Write out every single entry exactly.
-------- Excerpted data
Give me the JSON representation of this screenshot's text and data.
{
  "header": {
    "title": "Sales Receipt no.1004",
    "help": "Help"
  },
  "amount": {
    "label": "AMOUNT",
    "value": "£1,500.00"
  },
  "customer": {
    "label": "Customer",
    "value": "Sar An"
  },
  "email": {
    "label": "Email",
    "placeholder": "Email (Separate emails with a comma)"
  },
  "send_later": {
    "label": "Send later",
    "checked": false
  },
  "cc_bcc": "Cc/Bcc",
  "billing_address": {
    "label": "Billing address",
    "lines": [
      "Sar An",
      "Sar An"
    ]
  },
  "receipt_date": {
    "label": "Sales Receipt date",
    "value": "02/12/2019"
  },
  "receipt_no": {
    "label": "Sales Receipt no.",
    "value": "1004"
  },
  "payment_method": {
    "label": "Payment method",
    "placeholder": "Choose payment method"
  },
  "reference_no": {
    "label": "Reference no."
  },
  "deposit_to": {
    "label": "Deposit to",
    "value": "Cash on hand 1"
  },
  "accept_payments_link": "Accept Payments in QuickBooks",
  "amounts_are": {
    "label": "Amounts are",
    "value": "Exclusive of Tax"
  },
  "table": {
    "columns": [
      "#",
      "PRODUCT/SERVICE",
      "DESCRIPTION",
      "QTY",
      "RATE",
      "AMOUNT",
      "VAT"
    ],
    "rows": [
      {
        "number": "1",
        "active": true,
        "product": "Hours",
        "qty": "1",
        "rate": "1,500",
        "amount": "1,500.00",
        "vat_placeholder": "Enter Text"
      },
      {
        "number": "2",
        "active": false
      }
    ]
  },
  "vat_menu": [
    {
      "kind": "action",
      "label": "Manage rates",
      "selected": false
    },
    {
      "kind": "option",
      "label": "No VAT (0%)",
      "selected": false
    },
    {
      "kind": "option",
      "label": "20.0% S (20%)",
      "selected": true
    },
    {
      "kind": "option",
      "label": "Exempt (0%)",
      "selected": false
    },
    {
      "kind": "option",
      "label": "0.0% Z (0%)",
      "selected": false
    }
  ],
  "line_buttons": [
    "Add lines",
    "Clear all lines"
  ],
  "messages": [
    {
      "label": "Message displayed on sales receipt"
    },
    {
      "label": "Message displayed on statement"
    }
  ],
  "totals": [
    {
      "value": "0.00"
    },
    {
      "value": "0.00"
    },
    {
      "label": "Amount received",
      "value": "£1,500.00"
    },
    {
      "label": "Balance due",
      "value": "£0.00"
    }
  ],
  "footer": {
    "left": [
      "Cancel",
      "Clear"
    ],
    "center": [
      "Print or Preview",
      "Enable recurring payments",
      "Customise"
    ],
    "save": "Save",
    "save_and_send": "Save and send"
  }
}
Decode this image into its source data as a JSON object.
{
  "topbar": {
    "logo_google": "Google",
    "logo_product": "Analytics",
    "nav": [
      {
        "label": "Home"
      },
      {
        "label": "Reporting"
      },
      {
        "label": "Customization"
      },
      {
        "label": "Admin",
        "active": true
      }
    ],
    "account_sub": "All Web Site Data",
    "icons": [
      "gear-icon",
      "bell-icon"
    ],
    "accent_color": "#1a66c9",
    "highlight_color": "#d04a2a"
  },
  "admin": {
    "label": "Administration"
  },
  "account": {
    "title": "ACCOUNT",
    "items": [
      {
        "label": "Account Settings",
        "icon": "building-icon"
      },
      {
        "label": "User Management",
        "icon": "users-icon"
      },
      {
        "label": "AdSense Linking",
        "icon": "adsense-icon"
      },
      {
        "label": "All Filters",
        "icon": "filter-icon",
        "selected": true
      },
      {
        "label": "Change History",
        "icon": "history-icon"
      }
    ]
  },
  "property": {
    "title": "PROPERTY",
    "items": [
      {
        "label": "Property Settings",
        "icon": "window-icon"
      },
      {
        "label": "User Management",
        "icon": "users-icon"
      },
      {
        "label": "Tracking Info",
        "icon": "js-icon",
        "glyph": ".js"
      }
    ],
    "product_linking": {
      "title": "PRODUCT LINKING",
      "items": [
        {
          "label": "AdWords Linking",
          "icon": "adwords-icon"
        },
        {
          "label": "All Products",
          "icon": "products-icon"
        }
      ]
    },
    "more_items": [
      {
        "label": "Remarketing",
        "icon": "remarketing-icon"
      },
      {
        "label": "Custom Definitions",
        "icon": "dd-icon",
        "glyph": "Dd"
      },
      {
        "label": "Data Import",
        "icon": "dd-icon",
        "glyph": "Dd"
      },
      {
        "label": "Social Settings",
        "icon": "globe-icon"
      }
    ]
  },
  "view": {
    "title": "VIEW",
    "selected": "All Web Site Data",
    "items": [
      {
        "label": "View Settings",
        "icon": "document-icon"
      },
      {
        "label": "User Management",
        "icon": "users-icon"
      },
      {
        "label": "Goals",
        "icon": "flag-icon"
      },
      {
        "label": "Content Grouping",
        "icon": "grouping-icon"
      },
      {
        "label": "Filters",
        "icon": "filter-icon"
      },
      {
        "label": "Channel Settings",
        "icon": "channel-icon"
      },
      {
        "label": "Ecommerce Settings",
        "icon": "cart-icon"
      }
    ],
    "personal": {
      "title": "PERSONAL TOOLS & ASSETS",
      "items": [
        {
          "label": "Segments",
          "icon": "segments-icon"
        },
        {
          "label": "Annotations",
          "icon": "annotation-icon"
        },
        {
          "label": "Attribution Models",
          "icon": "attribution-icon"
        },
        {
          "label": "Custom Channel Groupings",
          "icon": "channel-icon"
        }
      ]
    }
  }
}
----------------
Correct output |
Give me the JSON representation of this screenshot's text and data.
{
  "header": {
    "title": "Sales Receipt no.1004",
    "help": "Help"
  },
  "amount": {
    "label": "AMOUNT",
    "value": "£1,500.00"
  },
  "customer": {
    "label": "Customer",
    "value": "Sar An"
  },
  "email": {
    "label": "Email",
    "placeholder": "Email (Separate emails with a comma)"
  },
  "send_later": {
    "label": "Send later",
    "checked": false
  },
  "cc_bcc": "Cc/Bcc",
  "billing_address": {
    "label": "Billing address",
    "lines": [
      "Sar An",
      "Sar An"
    ]
  },
  "receipt_date": {
    "label": "Sales Receipt date",
    "value": "02/12/2019"
  },
  "receipt_no": {
    "label": "Sales Receipt no.",
    "value": "1004"
  },
  "payment_method": {
    "label": "Payment method",
    "placeholder": "Choose payment method"
  },
  "reference_no": {
    "label": "Reference no."
  },
  "deposit_to": {
    "label": "Deposit to",
    "value": "Cash on hand 1"
  },
  "accept_payments_link": "Accept Payments in QuickBooks",
  "amounts_are": {
    "label": "Amounts are",
    "value": "Exclusive of Tax"
  },
  "table": {
    "columns": [
      "#",
      "PRODUCT/SERVICE",
      "DESCRIPTION",
      "QTY",
      "RATE",
      "AMOUNT",
      "VAT"
    ],
    "rows": [
      {
        "number": "1",
        "active": true,
        "product": "Hours",
        "qty": "1",
        "rate": "1,500",
        "amount": "1,500.00",
        "vat_placeholder": "Enter Text"
      },
      {
        "number": "2",
        "active": false
      }
    ]
  },
  "vat_menu": [
    {
      "kind": "action",
      "label": "Manage rates",
      "selected": false
    },
    {
      "kind": "option",
      "label": "No VAT (0%)",
      "selected": false
    },
    {
      "kind": "option",
      "label": "20.0% S (20%)",
      "selected": true
    },
    {
      "kind": "option",
      "label": "Exempt (0%)",
      "selected": false
    },
    {
      "kind": "option",
      "label": "0.0% Z (0%)",
      "selected": false
    }
  ],
  "line_buttons": [
    "Add lines",
    "Clear all lines"
  ],
  "messages": [
    {
      "label": "Message displayed on sales receipt"
    },
    {
      "label": "Message displayed on statement"
    }
  ],
  "totals": [
    {
      "value": "0.00"
    },
    {
      "value": "0.00"
    },
    {
      "label": "Amount received",
      "value": "£1,500.00"
    },
    {
      "label": "Balance due",
      "value": "£0.00"
    }
  ],
  "footer": {
    "left": [
      "Cancel",
      "Clear"
    ],
    "center": [
      "Print or Preview",
      "Enable recurring payments",
      "Customise"
    ],
    "save": "Save",
    "save_and_send": "Save and send"
  }
}
Decode this image into its source data as a JSON object.
{
  "topbar": {
    "logo_google": "Google",
    "logo_product": "Analytics",
    "nav": [
      {
        "label": "Home"
      },
      {
        "label": "Reporting"
      },
      {
        "label": "Customization"
      },
      {
        "label": "Admin",
        "active": true
      }
    ],
    "account_sub": "All Web Site Data",
    "icons": [
      "gear-icon",
      "bell-icon"
    ],
    "accent_color": "#1a66c9",
    "highlight_color": "#d04a2a"
  },
  "admin": {
    "label": "Administration"
  },
  "account": {
    "title": "ACCOUNT",
    "items": [
      {
        "label": "Account Settings",
        "icon": "building-icon"
      },
      {
        "label": "User Management",
        "icon": "users-icon"
      },
      {
        "label": "AdSense Linking",
        "icon": "adsense-icon"
      },
      {
        "label": "All Filters",
        "icon": "filter-icon",
        "selected": true
      },
      {
        "label": "Change History",
        "icon": "history-icon"
      }
    ]
  },
  "property": {
    "title": "PROPERTY",
    "items": [
      {
        "label": "Property Settings",
        "icon": "window-icon"
      },
      {
        "label": "User Management",
        "icon": "users-icon"
      },
      {
        "label": "Tracking Info",
        "icon": "js-icon",
        "glyph": ".js"
      }
    ],
    "product_linking": {
      "title": "PRODUCT LINKING",
      "items": [
        {
          "label": "AdWords Linking",
          "icon": "adwords-icon"
        },
        {
          "label": "All Products",
          "icon": "products-icon"
        }
      ]
    },
    "more_items": [
      {
        "label": "Remarketing",
        "icon": "remarketing-icon"
      },
      {
        "label": "Custom Definitions",
        "icon": "dd-icon",
        "glyph": "Dd"
      },
      {
        "label": "Data Import",
        "icon": "dd-icon",
        "glyph": "Dd"
      },
      {
        "label": "Social Settings",
        "icon": "globe-icon"
      }
    ]
  },
  "view": {
    "title": "VIEW",
    "selected": "All Web Site Data",
    "items": [
      {
        "label": "View Settings",
        "icon": "document-icon"
      },
      {
        "label": "User Management",
        "icon": "users-icon"
      },
      {
        "label": "Goals",
        "icon": "flag-icon"
      },
      {
        "label": "Content Grouping",
        "icon": "grouping-icon"
      },
      {
        "label": "Filters",
        "icon": "filter-icon"
      },
      {
        "label": "Channel Settings",
        "icon": "channel-icon"
      },
      {
        "label": "Ecommerce Settings",
        "icon": "cart-icon"
      }
    ],
    "personal": {
      "title": "PERSONAL TOOLS & ASSETS",
      "items": [
        {
          "label": "Segments",
          "icon": "segments-icon"
        },
        {
          "label": "Annotations",
          "icon": "annotation-icon"
        },
        {
          "label": "Attribution Models",
          "icon": "attribution-icon"
        },
        {
          "label": "Custom Channel Groupings",
          "icon": "channel-icon"
        }
      ]
    }
  }
}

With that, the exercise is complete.